• Data for this exercise
= = =

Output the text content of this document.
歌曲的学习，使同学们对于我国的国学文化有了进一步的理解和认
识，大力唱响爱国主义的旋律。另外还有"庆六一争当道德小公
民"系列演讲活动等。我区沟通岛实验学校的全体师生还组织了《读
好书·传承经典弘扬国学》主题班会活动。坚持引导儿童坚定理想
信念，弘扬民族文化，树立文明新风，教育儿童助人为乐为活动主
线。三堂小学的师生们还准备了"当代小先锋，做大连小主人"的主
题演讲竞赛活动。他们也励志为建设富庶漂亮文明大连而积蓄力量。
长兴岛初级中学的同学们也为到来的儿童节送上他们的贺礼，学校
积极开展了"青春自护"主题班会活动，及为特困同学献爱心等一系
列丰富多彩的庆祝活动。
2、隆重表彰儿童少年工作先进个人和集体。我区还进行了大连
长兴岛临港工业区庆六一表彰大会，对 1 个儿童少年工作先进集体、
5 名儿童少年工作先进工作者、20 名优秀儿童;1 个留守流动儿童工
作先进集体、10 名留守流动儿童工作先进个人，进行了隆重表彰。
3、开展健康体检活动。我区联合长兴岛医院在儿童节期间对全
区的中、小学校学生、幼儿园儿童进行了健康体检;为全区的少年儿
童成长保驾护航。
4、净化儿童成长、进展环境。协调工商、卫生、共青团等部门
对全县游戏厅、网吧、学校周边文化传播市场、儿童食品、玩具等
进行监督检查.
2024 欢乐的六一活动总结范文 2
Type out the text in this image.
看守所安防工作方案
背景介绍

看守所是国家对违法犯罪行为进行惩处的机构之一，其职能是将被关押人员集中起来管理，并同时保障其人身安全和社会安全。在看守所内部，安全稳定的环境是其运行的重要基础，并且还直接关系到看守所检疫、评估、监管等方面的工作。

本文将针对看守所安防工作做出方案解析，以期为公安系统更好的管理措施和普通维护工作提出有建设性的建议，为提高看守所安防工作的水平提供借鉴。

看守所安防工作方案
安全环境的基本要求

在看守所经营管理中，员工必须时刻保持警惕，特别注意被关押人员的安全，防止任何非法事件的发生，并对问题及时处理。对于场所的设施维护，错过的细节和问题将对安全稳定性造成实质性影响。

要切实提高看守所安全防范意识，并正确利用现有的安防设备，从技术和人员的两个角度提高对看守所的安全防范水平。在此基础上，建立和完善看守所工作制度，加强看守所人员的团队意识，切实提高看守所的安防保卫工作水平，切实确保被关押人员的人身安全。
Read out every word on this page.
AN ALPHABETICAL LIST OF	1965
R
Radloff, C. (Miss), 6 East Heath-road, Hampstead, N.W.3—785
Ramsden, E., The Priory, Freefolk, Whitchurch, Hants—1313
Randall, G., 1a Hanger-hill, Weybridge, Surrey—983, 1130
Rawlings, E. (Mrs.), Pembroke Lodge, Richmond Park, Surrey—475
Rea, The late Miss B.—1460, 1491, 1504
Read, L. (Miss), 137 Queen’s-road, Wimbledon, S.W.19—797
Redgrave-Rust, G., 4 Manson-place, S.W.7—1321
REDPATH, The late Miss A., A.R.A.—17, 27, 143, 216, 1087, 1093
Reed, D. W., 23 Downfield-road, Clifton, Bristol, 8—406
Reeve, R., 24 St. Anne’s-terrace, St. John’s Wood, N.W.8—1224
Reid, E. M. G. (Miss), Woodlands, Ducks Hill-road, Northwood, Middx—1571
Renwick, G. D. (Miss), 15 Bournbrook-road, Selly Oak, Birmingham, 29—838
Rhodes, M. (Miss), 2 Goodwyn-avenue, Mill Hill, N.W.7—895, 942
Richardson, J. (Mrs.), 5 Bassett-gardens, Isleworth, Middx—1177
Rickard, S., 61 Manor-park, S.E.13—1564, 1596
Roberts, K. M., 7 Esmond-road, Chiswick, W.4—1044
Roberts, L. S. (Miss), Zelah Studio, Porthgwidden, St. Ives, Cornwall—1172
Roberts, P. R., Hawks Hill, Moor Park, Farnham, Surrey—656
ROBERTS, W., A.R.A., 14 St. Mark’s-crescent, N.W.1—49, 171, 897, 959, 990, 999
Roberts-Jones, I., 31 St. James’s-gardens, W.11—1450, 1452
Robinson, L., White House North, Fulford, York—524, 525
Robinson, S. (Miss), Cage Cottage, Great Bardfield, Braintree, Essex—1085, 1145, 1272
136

= = =

• Directive
Using the material above, print every entry exactly as written.

• Solution for this problem
Output the text content of this document.
歌曲的学习，使同学们对于我国的国学文化有了进一步的理解和认
识，大力唱响爱国主义的旋律。另外还有"庆六一争当道德小公
民"系列演讲活动等。我区沟通岛实验学校的全体师生还组织了《读
好书·传承经典弘扬国学》主题班会活动。坚持引导儿童坚定理想
信念，弘扬民族文化，树立文明新风，教育儿童助人为乐为活动主
线。三堂小学的师生们还准备了"当代小先锋，做大连小主人"的主
题演讲竞赛活动。他们也励志为建设富庶漂亮文明大连而积蓄力量。
长兴岛初级中学的同学们也为到来的儿童节送上他们的贺礼，学校
积极开展了"青春自护"主题班会活动，及为特困同学献爱心等一系
列丰富多彩的庆祝活动。
2、隆重表彰儿童少年工作先进个人和集体。我区还进行了大连
长兴岛临港工业区庆六一表彰大会，对 1 个儿童少年工作先进集体、
5 名儿童少年工作先进工作者、20 名优秀儿童;1 个留守流动儿童工
作先进集体、10 名留守流动儿童工作先进个人，进行了隆重表彰。
3、开展健康体检活动。我区联合长兴岛医院在儿童节期间对全
区的中、小学校学生、幼儿园儿童进行了健康体检;为全区的少年儿
童成长保驾护航。
4、净化儿童成长、进展环境。协调工商、卫生、共青团等部门
对全县游戏厅、网吧、学校周边文化传播市场、儿童食品、玩具等
进行监督检查.
2024 欢乐的六一活动总结范文 2
Type out the text in this image.
看守所安防工作方案
背景介绍

看守所是国家对违法犯罪行为进行惩处的机构之一，其职能是将被关押人员集中起来管理，并同时保障其人身安全和社会安全。在看守所内部，安全稳定的环境是其运行的重要基础，并且还直接关系到看守所检疫、评估、监管等方面的工作。

本文将针对看守所安防工作做出方案解析，以期为公安系统更好的管理措施和普通维护工作提出有建设性的建议，为提高看守所安防工作的水平提供借鉴。

看守所安防工作方案
安全环境的基本要求

在看守所经营管理中，员工必须时刻保持警惕，特别注意被关押人员的安全，防止任何非法事件的发生，并对问题及时处理。对于场所的设施维护，错过的细节和问题将对安全稳定性造成实质性影响。

要切实提高看守所安全防范意识，并正确利用现有的安防设备，从技术和人员的两个角度提高对看守所的安全防范水平。在此基础上，建立和完善看守所工作制度，加强看守所人员的团队意识，切实提高看守所的安防保卫工作水平，切实确保被关押人员的人身安全。
Read out every word on this page.
AN ALPHABETICAL LIST OF	1965
R
Radloff, C. (Miss), 6 East Heath-road, Hampstead, N.W.3—785
Ramsden, E., The Priory, Freefolk, Whitchurch, Hants—1313
Randall, G., 1a Hanger-hill, Weybridge, Surrey—983, 1130
Rawlings, E. (Mrs.), Pembroke Lodge, Richmond Park, Surrey—475
Rea, The late Miss B.—1460, 1491, 1504
Read, L. (Miss), 137 Queen’s-road, Wimbledon, S.W.19—797
Redgrave-Rust, G., 4 Manson-place, S.W.7—1321
REDPATH, The late Miss A., A.R.A.—17, 27, 143, 216, 1087, 1093
Reed, D. W., 23 Downfield-road, Clifton, Bristol, 8—406
Reeve, R., 24 St. Anne’s-terrace, St. John’s Wood, N.W.8—1224
Reid, E. M. G. (Miss), Woodlands, Ducks Hill-road, Northwood, Middx—1571
Renwick, G. D. (Miss), 15 Bournbrook-road, Selly Oak, Birmingham, 29—838
Rhodes, M. (Miss), 2 Goodwyn-avenue, Mill Hill, N.W.7—895, 942
Richardson, J. (Mrs.), 5 Bassett-gardens, Isleworth, Middx—1177
Rickard, S., 61 Manor-park, S.E.13—1564, 1596
Roberts, K. M., 7 Esmond-road, Chiswick, W.4—1044
Roberts, L. S. (Miss), Zelah Studio, Porthgwidden, St. Ives, Cornwall—1172
Roberts, P. R., Hawks Hill, Moor Park, Farnham, Surrey—656
ROBERTS, W., A.R.A., 14 St. Mark’s-crescent, N.W.1—49, 171, 897, 959, 990, 999
Roberts-Jones, I., 31 St. James’s-gardens, W.11—1450, 1452
Robinson, L., White House North, Fulford, York—524, 525
Robinson, S. (Miss), Cage Cottage, Great Bardfield, Braintree, Essex—1085, 1145, 1272
136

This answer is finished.